* [What to produce]:
Write out each line word for word. Drop pictures.

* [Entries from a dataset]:
┌──
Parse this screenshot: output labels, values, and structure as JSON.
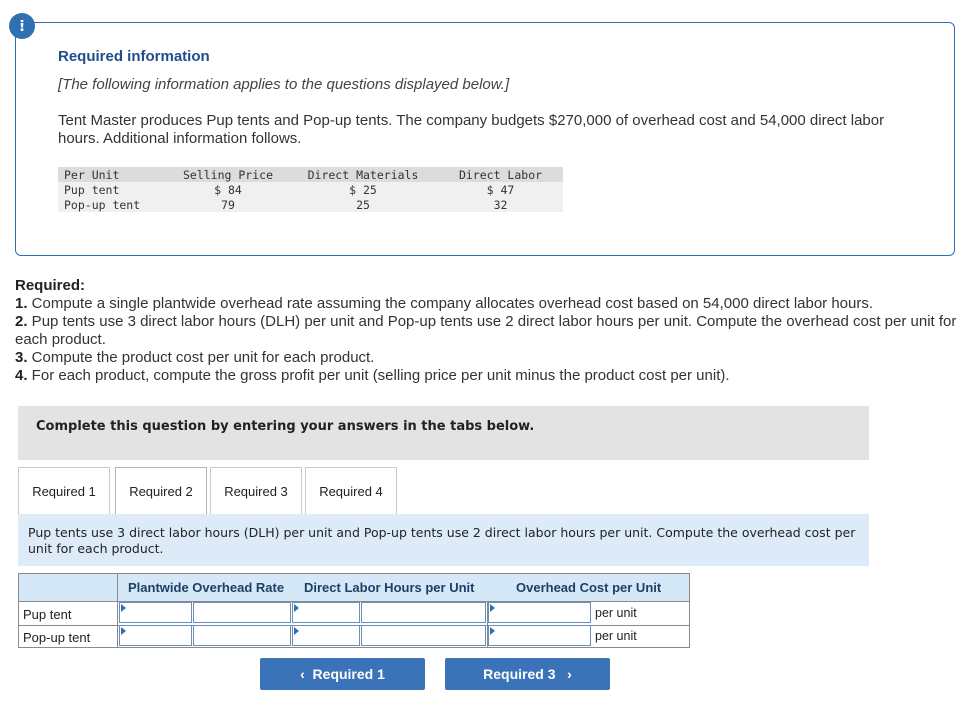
{
  "alert": {
    "icon_glyph": "!"
  },
  "info": {
    "title": "Required information",
    "note": "[The following information applies to the questions displayed below.]",
    "description": "Tent Master produces Pup tents and Pop-up tents. The company budgets $270,000 of overhead cost and 54,000 direct labor hours. Additional information follows.",
    "table": {
      "headers": [
        "Per Unit",
        "Selling Price",
        "Direct Materials",
        "Direct Labor"
      ],
      "rows": [
        [
          "Pup tent",
          "$ 84",
          "$ 25",
          "$ 47"
        ],
        [
          "Pop-up tent",
          "79",
          "25",
          "32"
        ]
      ]
    }
  },
  "required": {
    "heading": "Required:",
    "items": [
      {
        "num": "1.",
        "text": " Compute a single plantwide overhead rate assuming the company allocates overhead cost based on 54,000 direct labor hours."
      },
      {
        "num": "2.",
        "text": " Pup tents use 3 direct labor hours (DLH) per unit and Pop-up tents use 2 direct labor hours per unit. Compute the overhead cost per unit for each product."
      },
      {
        "num": "3.",
        "text": " Compute the product cost per unit for each product."
      },
      {
        "num": "4.",
        "text": " For each product, compute the gross profit per unit (selling price per unit minus the product cost per unit)."
      }
    ]
  },
  "complete_text": "Complete this question by entering your answers in the tabs below.",
  "tabs": [
    "Required 1",
    "Required 2",
    "Required 3",
    "Required 4"
  ],
  "active_tab": "Required 2",
  "instruction": "Pup tents use 3 direct labor hours (DLH) per unit and Pop-up tents use 2 direct labor hours per unit. Compute the overhead cost per unit for each product.",
  "answer_table": {
    "headers": [
      "Plantwide Overhead Rate",
      "Direct Labor Hours per Unit",
      "Overhead Cost per Unit"
    ],
    "rows": [
      {
        "label": "Pup tent",
        "suffix": "per unit"
      },
      {
        "label": "Pop-up tent",
        "suffix": "per unit"
      }
    ]
  },
  "nav": {
    "prev_label": "Required 1",
    "next_label": "Required 3",
    "prev_icon": "chevron-left-icon",
    "next_icon": "chevron-right-icon"
  },
  "colors": {
    "accent": "#2f6fb3",
    "button": "#3b73b9",
    "instruction_bg": "#dcebf7",
    "header_bg": "#d5e8f7"
  }
}
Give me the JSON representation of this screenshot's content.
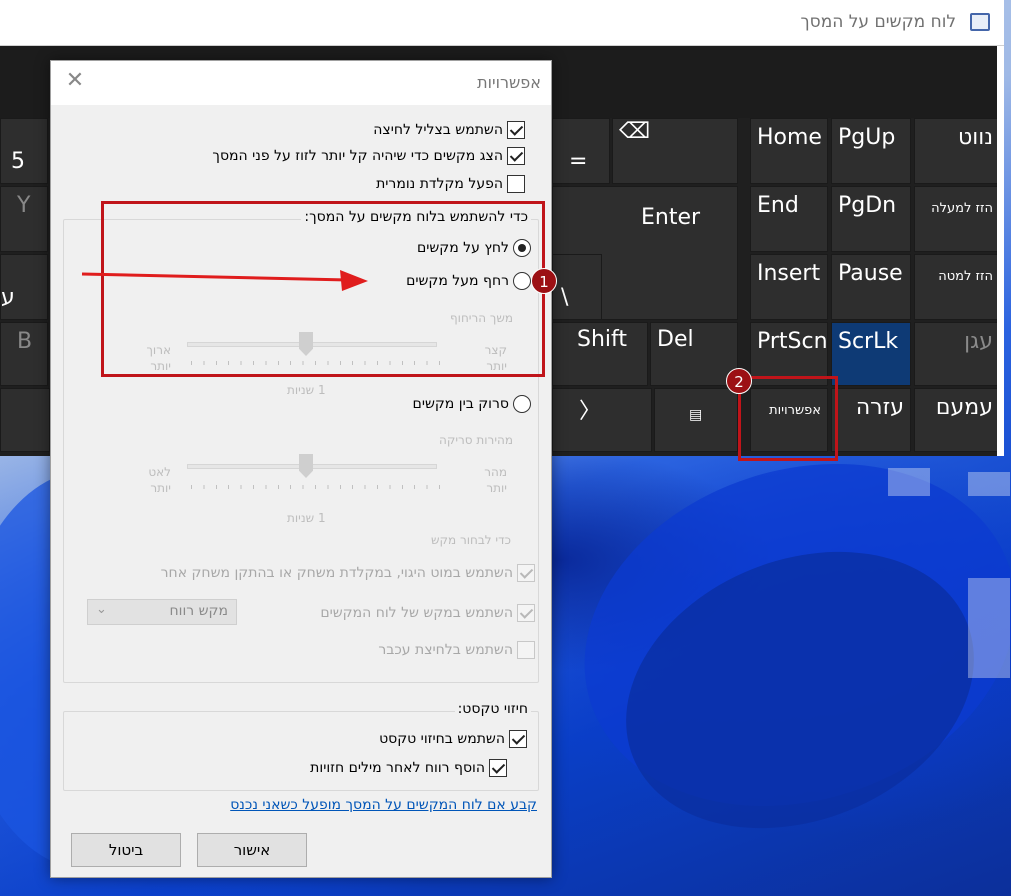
{
  "osk": {
    "title": "לוח מקשים על המסך",
    "keys": {
      "five": "5",
      "equals": "=",
      "backspace_glyph": "⌫",
      "y": "Y",
      "ayin": "ע",
      "b": "B",
      "enter": "Enter",
      "backslash": "\\",
      "shift": "Shift",
      "del": "Del",
      "chevron": "〉",
      "menu_glyph": "▤",
      "home": "Home",
      "pgup": "PgUp",
      "nav": "נווט",
      "end": "End",
      "pgdn": "PgDn",
      "move_up": "הזז למעלה",
      "insert": "Insert",
      "pause": "Pause",
      "move_down": "הזז למטה",
      "prtscn": "PrtScn",
      "scrlk": "ScrLk",
      "dock": "עגן",
      "options": "אפשרויות",
      "help": "עזרה",
      "fade": "עמעם"
    }
  },
  "dialog": {
    "title": "אפשרויות",
    "close_glyph": "✕",
    "opt_click_sound": "השתמש בצליל לחיצה",
    "opt_show_keys": "הצג מקשים כדי שיהיה קל יותר לזוז על פני המסך",
    "opt_numpad": "הפעל מקלדת נומרית",
    "group_use_title": "כדי להשתמש בלוח מקשים על המסך:",
    "radio_click": "לחץ על מקשים",
    "radio_hover": "רחף מעל מקשים",
    "hover_duration_label": "משך הריחוף",
    "slider_short": "קצר",
    "slider_short2": "יותר",
    "slider_long": "ארוך",
    "slider_long2": "יותר",
    "slider_value": "1 שניות",
    "radio_scan": "סרוק בין מקשים",
    "scan_speed_label": "מהירות סריקה",
    "scan_fast": "מהר",
    "scan_fast2": "יותר",
    "scan_slow": "לאט",
    "scan_slow2": "יותר",
    "scan_value": "1 שניות",
    "select_key_label": "כדי לבחור מקש",
    "opt_joystick": "השתמש במוט היגוי, במקלדת משחק או בהתקן משחק אחר",
    "opt_osk_key": "השתמש במקש של לוח המקשים",
    "select_value": "מקש רווח",
    "opt_mouse_click": "השתמש בלחיצת עכבר",
    "group_text_title": "חיזוי טקסט:",
    "opt_text_prediction": "השתמש בחיזוי טקסט",
    "opt_add_space": "הוסף רווח לאחר מילים חזויות",
    "link_startup": "קבע אם לוח המקשים על המסך מופעל כשאני נכנס",
    "btn_ok": "אישור",
    "btn_cancel": "ביטול"
  },
  "annotations": {
    "badge1": "1",
    "badge2": "2",
    "annotation_color": "#c0141a"
  }
}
└──
* [Task response]:
Parse this screenshot: output labels, values, and structure as JSON.
{
  "alert": {
    "icon_glyph": "!"
  },
  "info": {
    "title": "Required information",
    "note": "[The following information applies to the questions displayed below.]",
    "description": "Tent Master produces Pup tents and Pop-up tents. The company budgets $270,000 of overhead cost and 54,000 direct labor hours. Additional information follows.",
    "table": {
      "headers": [
        "Per Unit",
        "Selling Price",
        "Direct Materials",
        "Direct Labor"
      ],
      "rows": [
        [
          "Pup tent",
          "$ 84",
          "$ 25",
          "$ 47"
        ],
        [
          "Pop-up tent",
          "79",
          "25",
          "32"
        ]
      ]
    }
  },
  "required": {
    "heading": "Required:",
    "items": [
      {
        "num": "1.",
        "text": " Compute a single plantwide overhead rate assuming the company allocates overhead cost based on 54,000 direct labor hours."
      },
      {
        "num": "2.",
        "text": " Pup tents use 3 direct labor hours (DLH) per unit and Pop-up tents use 2 direct labor hours per unit. Compute the overhead cost per unit for each product."
      },
      {
        "num": "3.",
        "text": " Compute the product cost per unit for each product."
      },
      {
        "num": "4.",
        "text": " For each product, compute the gross profit per unit (selling price per unit minus the product cost per unit)."
      }
    ]
  },
  "complete_text": "Complete this question by entering your answers in the tabs below.",
  "tabs": [
    "Required 1",
    "Required 2",
    "Required 3",
    "Required 4"
  ],
  "active_tab": "Required 2",
  "instruction": "Pup tents use 3 direct labor hours (DLH) per unit and Pop-up tents use 2 direct labor hours per unit. Compute the overhead cost per unit for each product.",
  "answer_table": {
    "headers": [
      "Plantwide Overhead Rate",
      "Direct Labor Hours per Unit",
      "Overhead Cost per Unit"
    ],
    "rows": [
      {
        "label": "Pup tent",
        "suffix": "per unit"
      },
      {
        "label": "Pop-up tent",
        "suffix": "per unit"
      }
    ]
  },
  "nav": {
    "prev_label": "Required 1",
    "next_label": "Required 3",
    "prev_icon": "chevron-left-icon",
    "next_icon": "chevron-right-icon"
  },
  "colors": {
    "accent": "#2f6fb3",
    "button": "#3b73b9",
    "instruction_bg": "#dcebf7",
    "header_bg": "#d5e8f7"
  }
}
Give me the JSON representation of this screenshot's content.
{
  "osk": {
    "title": "לוח מקשים על המסך",
    "keys": {
      "five": "5",
      "equals": "=",
      "backspace_glyph": "⌫",
      "y": "Y",
      "ayin": "ע",
      "b": "B",
      "enter": "Enter",
      "backslash": "\\",
      "shift": "Shift",
      "del": "Del",
      "chevron": "〉",
      "menu_glyph": "▤",
      "home": "Home",
      "pgup": "PgUp",
      "nav": "נווט",
      "end": "End",
      "pgdn": "PgDn",
      "move_up": "הזז למעלה",
      "insert": "Insert",
      "pause": "Pause",
      "move_down": "הזז למטה",
      "prtscn": "PrtScn",
      "scrlk": "ScrLk",
      "dock": "עגן",
      "options": "אפשרויות",
      "help": "עזרה",
      "fade": "עמעם"
    }
  },
  "dialog": {
    "title": "אפשרויות",
    "close_glyph": "✕",
    "opt_click_sound": "השתמש בצליל לחיצה",
    "opt_show_keys": "הצג מקשים כדי שיהיה קל יותר לזוז על פני המסך",
    "opt_numpad": "הפעל מקלדת נומרית",
    "group_use_title": "כדי להשתמש בלוח מקשים על המסך:",
    "radio_click": "לחץ על מקשים",
    "radio_hover": "רחף מעל מקשים",
    "hover_duration_label": "משך הריחוף",
    "slider_short": "קצר",
    "slider_short2": "יותר",
    "slider_long": "ארוך",
    "slider_long2": "יותר",
    "slider_value": "1 שניות",
    "radio_scan": "סרוק בין מקשים",
    "scan_speed_label": "מהירות סריקה",
    "scan_fast": "מהר",
    "scan_fast2": "יותר",
    "scan_slow": "לאט",
    "scan_slow2": "יותר",
    "scan_value": "1 שניות",
    "select_key_label": "כדי לבחור מקש",
    "opt_joystick": "השתמש במוט היגוי, במקלדת משחק או בהתקן משחק אחר",
    "opt_osk_key": "השתמש במקש של לוח המקשים",
    "select_value": "מקש רווח",
    "opt_mouse_click": "השתמש בלחיצת עכבר",
    "group_text_title": "חיזוי טקסט:",
    "opt_text_prediction": "השתמש בחיזוי טקסט",
    "opt_add_space": "הוסף רווח לאחר מילים חזויות",
    "link_startup": "קבע אם לוח המקשים על המסך מופעל כשאני נכנס",
    "btn_ok": "אישור",
    "btn_cancel": "ביטול"
  },
  "annotations": {
    "badge1": "1",
    "badge2": "2",
    "annotation_color": "#c0141a"
  }
}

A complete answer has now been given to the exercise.